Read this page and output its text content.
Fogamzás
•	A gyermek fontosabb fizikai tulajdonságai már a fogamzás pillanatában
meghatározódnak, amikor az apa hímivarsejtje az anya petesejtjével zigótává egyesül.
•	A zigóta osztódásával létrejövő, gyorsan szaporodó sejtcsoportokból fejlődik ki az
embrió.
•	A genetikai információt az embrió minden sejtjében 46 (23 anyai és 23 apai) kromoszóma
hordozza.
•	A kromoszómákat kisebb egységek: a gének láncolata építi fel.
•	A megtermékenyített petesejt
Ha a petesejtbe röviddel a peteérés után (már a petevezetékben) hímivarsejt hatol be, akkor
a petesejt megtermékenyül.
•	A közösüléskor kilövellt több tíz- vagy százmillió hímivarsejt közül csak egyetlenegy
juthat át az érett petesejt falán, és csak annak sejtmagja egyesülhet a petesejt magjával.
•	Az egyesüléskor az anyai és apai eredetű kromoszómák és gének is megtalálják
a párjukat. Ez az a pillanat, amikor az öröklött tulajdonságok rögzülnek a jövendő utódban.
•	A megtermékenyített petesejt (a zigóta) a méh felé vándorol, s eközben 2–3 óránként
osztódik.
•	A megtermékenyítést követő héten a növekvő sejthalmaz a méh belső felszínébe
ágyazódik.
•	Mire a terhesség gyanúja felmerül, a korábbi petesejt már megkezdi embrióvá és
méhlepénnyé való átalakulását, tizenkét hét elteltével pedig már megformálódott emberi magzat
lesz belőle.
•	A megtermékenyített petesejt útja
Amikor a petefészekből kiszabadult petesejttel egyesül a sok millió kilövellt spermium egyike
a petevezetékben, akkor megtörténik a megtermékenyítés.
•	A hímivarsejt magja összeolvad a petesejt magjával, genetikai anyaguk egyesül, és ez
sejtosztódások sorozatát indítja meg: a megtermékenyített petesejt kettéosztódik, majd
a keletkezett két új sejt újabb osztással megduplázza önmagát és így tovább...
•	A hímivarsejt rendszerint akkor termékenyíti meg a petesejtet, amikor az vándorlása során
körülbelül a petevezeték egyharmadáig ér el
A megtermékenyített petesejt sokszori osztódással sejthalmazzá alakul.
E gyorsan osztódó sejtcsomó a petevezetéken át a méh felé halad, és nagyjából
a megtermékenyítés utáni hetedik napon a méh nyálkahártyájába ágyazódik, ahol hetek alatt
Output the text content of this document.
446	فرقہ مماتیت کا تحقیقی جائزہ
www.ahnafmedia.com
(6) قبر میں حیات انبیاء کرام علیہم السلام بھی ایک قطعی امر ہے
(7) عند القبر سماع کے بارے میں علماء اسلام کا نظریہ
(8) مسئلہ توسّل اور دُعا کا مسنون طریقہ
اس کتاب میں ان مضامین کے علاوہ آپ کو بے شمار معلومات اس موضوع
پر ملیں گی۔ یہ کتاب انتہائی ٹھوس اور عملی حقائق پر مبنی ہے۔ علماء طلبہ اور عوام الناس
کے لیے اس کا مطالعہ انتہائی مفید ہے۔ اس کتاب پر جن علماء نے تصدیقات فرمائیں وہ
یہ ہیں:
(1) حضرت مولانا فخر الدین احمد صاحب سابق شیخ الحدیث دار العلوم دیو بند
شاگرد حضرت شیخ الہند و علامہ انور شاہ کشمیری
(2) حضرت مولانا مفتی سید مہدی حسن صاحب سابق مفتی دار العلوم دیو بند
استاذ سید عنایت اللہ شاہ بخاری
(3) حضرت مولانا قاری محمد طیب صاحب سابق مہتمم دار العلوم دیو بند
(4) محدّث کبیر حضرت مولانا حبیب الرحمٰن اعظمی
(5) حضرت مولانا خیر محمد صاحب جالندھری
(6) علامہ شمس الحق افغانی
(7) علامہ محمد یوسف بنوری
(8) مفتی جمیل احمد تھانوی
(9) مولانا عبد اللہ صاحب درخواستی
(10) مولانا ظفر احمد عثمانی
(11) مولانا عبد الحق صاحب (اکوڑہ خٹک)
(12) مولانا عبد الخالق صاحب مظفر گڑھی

## To do
Check each line above for the word "الحق" and copy the ones that have it.

## Solution for this problem
(6) علامہ شمس الحق افغانی
(11) مولانا عبد الحق صاحب (اکوڑہ خٹک)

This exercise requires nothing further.